Source data:
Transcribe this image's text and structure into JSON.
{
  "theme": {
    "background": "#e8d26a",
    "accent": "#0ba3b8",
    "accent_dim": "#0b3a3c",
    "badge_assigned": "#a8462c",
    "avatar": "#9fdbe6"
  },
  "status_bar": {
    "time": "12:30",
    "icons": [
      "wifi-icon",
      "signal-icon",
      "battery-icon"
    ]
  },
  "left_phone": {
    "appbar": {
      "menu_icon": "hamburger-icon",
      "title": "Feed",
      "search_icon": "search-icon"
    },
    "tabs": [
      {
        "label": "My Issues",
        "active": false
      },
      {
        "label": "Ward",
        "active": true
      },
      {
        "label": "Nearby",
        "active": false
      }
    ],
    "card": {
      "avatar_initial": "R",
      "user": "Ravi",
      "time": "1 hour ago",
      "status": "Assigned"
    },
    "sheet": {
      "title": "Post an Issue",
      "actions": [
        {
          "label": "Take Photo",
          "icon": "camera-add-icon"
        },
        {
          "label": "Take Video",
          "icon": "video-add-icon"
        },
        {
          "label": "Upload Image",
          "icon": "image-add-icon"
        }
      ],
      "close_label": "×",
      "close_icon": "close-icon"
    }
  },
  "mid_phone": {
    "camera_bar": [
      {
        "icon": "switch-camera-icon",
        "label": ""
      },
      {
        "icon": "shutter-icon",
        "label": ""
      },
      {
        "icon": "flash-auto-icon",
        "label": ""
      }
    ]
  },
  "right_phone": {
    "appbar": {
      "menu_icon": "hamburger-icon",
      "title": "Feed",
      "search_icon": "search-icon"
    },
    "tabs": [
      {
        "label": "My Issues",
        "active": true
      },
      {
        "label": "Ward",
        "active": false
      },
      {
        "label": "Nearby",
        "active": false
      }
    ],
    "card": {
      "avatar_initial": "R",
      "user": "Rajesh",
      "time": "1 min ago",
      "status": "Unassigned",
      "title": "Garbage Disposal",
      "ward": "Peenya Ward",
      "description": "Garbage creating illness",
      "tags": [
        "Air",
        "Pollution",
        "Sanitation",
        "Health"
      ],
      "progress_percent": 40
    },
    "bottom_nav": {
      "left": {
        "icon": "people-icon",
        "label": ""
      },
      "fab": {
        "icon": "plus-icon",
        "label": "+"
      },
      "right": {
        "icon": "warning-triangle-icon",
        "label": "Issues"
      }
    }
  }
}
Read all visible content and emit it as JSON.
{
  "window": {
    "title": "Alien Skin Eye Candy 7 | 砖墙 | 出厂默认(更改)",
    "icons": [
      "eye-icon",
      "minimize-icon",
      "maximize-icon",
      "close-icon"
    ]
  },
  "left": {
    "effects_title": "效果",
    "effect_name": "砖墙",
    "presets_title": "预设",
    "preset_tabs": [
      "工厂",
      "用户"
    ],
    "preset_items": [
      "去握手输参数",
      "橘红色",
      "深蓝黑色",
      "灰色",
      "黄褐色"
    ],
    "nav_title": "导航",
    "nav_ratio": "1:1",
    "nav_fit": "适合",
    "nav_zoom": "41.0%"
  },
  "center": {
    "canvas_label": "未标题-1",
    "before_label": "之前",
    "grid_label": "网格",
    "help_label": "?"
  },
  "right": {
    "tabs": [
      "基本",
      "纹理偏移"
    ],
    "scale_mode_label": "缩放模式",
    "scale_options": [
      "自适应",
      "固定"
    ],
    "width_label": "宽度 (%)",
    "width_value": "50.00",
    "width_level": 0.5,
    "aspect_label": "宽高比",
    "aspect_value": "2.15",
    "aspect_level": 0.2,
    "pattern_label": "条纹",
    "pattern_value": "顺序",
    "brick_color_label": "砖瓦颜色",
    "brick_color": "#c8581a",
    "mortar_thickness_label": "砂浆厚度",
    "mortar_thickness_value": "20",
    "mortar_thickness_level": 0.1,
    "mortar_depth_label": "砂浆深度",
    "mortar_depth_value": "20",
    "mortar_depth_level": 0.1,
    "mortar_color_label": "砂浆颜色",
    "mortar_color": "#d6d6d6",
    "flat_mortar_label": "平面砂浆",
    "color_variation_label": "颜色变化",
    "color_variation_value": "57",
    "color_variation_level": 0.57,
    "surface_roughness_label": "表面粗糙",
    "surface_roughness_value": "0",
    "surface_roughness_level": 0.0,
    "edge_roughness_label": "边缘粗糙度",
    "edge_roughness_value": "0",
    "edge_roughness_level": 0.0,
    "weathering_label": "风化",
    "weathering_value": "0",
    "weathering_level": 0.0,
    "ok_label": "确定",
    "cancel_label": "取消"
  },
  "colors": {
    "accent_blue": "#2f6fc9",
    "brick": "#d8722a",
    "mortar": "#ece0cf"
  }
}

Requirements: From the listing above, extract all records word for word.

Answer:
Transcribe this image's text and structure into JSON.
{
  "theme": {
    "background": "#e8d26a",
    "accent": "#0ba3b8",
    "accent_dim": "#0b3a3c",
    "badge_assigned": "#a8462c",
    "avatar": "#9fdbe6"
  },
  "status_bar": {
    "time": "12:30",
    "icons": [
      "wifi-icon",
      "signal-icon",
      "battery-icon"
    ]
  },
  "left_phone": {
    "appbar": {
      "menu_icon": "hamburger-icon",
      "title": "Feed",
      "search_icon": "search-icon"
    },
    "tabs": [
      {
        "label": "My Issues",
        "active": false
      },
      {
        "label": "Ward",
        "active": true
      },
      {
        "label": "Nearby",
        "active": false
      }
    ],
    "card": {
      "avatar_initial": "R",
      "user": "Ravi",
      "time": "1 hour ago",
      "status": "Assigned"
    },
    "sheet": {
      "title": "Post an Issue",
      "actions": [
        {
          "label": "Take Photo",
          "icon": "camera-add-icon"
        },
        {
          "label": "Take Video",
          "icon": "video-add-icon"
        },
        {
          "label": "Upload Image",
          "icon": "image-add-icon"
        }
      ],
      "close_label": "×",
      "close_icon": "close-icon"
    }
  },
  "mid_phone": {
    "camera_bar": [
      {
        "icon": "switch-camera-icon",
        "label": ""
      },
      {
        "icon": "shutter-icon",
        "label": ""
      },
      {
        "icon": "flash-auto-icon",
        "label": ""
      }
    ]
  },
  "right_phone": {
    "appbar": {
      "menu_icon": "hamburger-icon",
      "title": "Feed",
      "search_icon": "search-icon"
    },
    "tabs": [
      {
        "label": "My Issues",
        "active": true
      },
      {
        "label": "Ward",
        "active": false
      },
      {
        "label": "Nearby",
        "active": false
      }
    ],
    "card": {
      "avatar_initial": "R",
      "user": "Rajesh",
      "time": "1 min ago",
      "status": "Unassigned",
      "title": "Garbage Disposal",
      "ward": "Peenya Ward",
      "description": "Garbage creating illness",
      "tags": [
        "Air",
        "Pollution",
        "Sanitation",
        "Health"
      ],
      "progress_percent": 40
    },
    "bottom_nav": {
      "left": {
        "icon": "people-icon",
        "label": ""
      },
      "fab": {
        "icon": "plus-icon",
        "label": "+"
      },
      "right": {
        "icon": "warning-triangle-icon",
        "label": "Issues"
      }
    }
  }
}
Read all visible content and emit it as JSON.
{
  "window": {
    "title": "Alien Skin Eye Candy 7 | 砖墙 | 出厂默认(更改)",
    "icons": [
      "eye-icon",
      "minimize-icon",
      "maximize-icon",
      "close-icon"
    ]
  },
  "left": {
    "effects_title": "效果",
    "effect_name": "砖墙",
    "presets_title": "预设",
    "preset_tabs": [
      "工厂",
      "用户"
    ],
    "preset_items": [
      "去握手输参数",
      "橘红色",
      "深蓝黑色",
      "灰色",
      "黄褐色"
    ],
    "nav_title": "导航",
    "nav_ratio": "1:1",
    "nav_fit": "适合",
    "nav_zoom": "41.0%"
  },
  "center": {
    "canvas_label": "未标题-1",
    "before_label": "之前",
    "grid_label": "网格",
    "help_label": "?"
  },
  "right": {
    "tabs": [
      "基本",
      "纹理偏移"
    ],
    "scale_mode_label": "缩放模式",
    "scale_options": [
      "自适应",
      "固定"
    ],
    "width_label": "宽度 (%)",
    "width_value": "50.00",
    "width_level": 0.5,
    "aspect_label": "宽高比",
    "aspect_value": "2.15",
    "aspect_level": 0.2,
    "pattern_label": "条纹",
    "pattern_value": "顺序",
    "brick_color_label": "砖瓦颜色",
    "brick_color": "#c8581a",
    "mortar_thickness_label": "砂浆厚度",
    "mortar_thickness_value": "20",
    "mortar_thickness_level": 0.1,
    "mortar_depth_label": "砂浆深度",
    "mortar_depth_value": "20",
    "mortar_depth_level": 0.1,
    "mortar_color_label": "砂浆颜色",
    "mortar_color": "#d6d6d6",
    "flat_mortar_label": "平面砂浆",
    "color_variation_label": "颜色变化",
    "color_variation_value": "57",
    "color_variation_level": 0.57,
    "surface_roughness_label": "表面粗糙",
    "surface_roughness_value": "0",
    "surface_roughness_level": 0.0,
    "edge_roughness_label": "边缘粗糙度",
    "edge_roughness_value": "0",
    "edge_roughness_level": 0.0,
    "weathering_label": "风化",
    "weathering_value": "0",
    "weathering_level": 0.0,
    "ok_label": "确定",
    "cancel_label": "取消"
  },
  "colors": {
    "accent_blue": "#2f6fc9",
    "brick": "#d8722a",
    "mortar": "#ece0cf"
  }
}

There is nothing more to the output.